━━━━━ Record extracts
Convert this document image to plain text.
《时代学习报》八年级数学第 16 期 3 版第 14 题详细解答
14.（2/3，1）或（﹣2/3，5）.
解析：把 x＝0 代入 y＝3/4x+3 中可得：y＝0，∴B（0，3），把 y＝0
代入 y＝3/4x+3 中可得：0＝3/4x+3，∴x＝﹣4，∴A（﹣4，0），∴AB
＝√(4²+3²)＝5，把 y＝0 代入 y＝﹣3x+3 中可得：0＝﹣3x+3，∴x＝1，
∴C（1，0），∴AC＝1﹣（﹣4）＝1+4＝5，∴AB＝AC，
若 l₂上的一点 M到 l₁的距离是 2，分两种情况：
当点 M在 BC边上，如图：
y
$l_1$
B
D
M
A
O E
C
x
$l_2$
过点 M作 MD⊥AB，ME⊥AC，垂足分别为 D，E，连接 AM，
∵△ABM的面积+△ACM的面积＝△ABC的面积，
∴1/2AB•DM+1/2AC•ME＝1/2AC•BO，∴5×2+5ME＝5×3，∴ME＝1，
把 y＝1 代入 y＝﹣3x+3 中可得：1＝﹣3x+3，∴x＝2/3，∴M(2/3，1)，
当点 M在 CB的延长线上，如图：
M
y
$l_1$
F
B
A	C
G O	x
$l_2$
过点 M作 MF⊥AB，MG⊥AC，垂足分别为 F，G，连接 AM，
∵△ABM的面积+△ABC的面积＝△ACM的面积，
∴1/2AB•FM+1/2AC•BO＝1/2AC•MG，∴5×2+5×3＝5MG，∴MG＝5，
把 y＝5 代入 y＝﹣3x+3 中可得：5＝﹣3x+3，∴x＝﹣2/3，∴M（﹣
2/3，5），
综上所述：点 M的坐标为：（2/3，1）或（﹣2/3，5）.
━━━━━━━━━━
[Written problem] Type out the whole listing above again, exactly as it stands.

[Written answer]
Convert this document image to plain text.
《时代学习报》八年级数学第 16 期 3 版第 14 题详细解答
14.（2/3，1）或（﹣2/3，5）.
解析：把 x＝0 代入 y＝3/4x+3 中可得：y＝0，∴B（0，3），把 y＝0
代入 y＝3/4x+3 中可得：0＝3/4x+3，∴x＝﹣4，∴A（﹣4，0），∴AB
＝√(4²+3²)＝5，把 y＝0 代入 y＝﹣3x+3 中可得：0＝﹣3x+3，∴x＝1，
∴C（1，0），∴AC＝1﹣（﹣4）＝1+4＝5，∴AB＝AC，
若 l₂上的一点 M到 l₁的距离是 2，分两种情况：
当点 M在 BC边上，如图：
y
$l_1$
B
D
M
A
O E
C
x
$l_2$
过点 M作 MD⊥AB，ME⊥AC，垂足分别为 D，E，连接 AM，
∵△ABM的面积+△ACM的面积＝△ABC的面积，
∴1/2AB•DM+1/2AC•ME＝1/2AC•BO，∴5×2+5ME＝5×3，∴ME＝1，
把 y＝1 代入 y＝﹣3x+3 中可得：1＝﹣3x+3，∴x＝2/3，∴M(2/3，1)，
当点 M在 CB的延长线上，如图：
M
y
$l_1$
F
B
A	C
G O	x
$l_2$
过点 M作 MF⊥AB，MG⊥AC，垂足分别为 F，G，连接 AM，
∵△ABM的面积+△ABC的面积＝△ACM的面积，
∴1/2AB•FM+1/2AC•BO＝1/2AC•MG，∴5×2+5×3＝5MG，∴MG＝5，
把 y＝5 代入 y＝﹣3x+3 中可得：5＝﹣3x+3，∴x＝﹣2/3，∴M（﹣
2/3，5），
综上所述：点 M的坐标为：（2/3，1）或（﹣2/3，5）.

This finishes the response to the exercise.